Written instruction. Print all entries word for word.

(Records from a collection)
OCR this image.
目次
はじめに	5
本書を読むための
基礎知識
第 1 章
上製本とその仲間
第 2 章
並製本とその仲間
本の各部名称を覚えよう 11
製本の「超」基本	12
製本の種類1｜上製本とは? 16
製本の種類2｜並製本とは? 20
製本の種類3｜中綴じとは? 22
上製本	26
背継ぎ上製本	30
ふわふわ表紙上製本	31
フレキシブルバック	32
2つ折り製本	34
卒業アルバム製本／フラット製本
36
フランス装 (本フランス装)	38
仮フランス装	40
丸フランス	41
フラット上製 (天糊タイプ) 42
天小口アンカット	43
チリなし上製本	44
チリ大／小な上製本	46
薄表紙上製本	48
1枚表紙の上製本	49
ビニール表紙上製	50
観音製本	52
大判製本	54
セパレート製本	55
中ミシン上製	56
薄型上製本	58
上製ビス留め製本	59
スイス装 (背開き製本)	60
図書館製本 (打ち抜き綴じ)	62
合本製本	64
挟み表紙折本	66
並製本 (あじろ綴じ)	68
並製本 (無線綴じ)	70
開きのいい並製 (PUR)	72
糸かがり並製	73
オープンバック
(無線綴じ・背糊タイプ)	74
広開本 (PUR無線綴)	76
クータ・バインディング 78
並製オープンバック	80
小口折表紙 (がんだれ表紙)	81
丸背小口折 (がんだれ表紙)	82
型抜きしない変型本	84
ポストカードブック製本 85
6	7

Solution for this task.
OCR this image.
目次
はじめに	5
本書を読むための
基礎知識
第 1 章
上製本とその仲間
第 2 章
並製本とその仲間
本の各部名称を覚えよう 11
製本の「超」基本	12
製本の種類1｜上製本とは? 16
製本の種類2｜並製本とは? 20
製本の種類3｜中綴じとは? 22
上製本	26
背継ぎ上製本	30
ふわふわ表紙上製本	31
フレキシブルバック	32
2つ折り製本	34
卒業アルバム製本／フラット製本
36
フランス装 (本フランス装)	38
仮フランス装	40
丸フランス	41
フラット上製 (天糊タイプ) 42
天小口アンカット	43
チリなし上製本	44
チリ大／小な上製本	46
薄表紙上製本	48
1枚表紙の上製本	49
ビニール表紙上製	50
観音製本	52
大判製本	54
セパレート製本	55
中ミシン上製	56
薄型上製本	58
上製ビス留め製本	59
スイス装 (背開き製本)	60
図書館製本 (打ち抜き綴じ)	62
合本製本	64
挟み表紙折本	66
並製本 (あじろ綴じ)	68
並製本 (無線綴じ)	70
開きのいい並製 (PUR)	72
糸かがり並製	73
オープンバック
(無線綴じ・背糊タイプ)	74
広開本 (PUR無線綴)	76
クータ・バインディング 78
並製オープンバック	80
小口折表紙 (がんだれ表紙)	81
丸背小口折 (がんだれ表紙)	82
型抜きしない変型本	84
ポストカードブック製本 85
6	7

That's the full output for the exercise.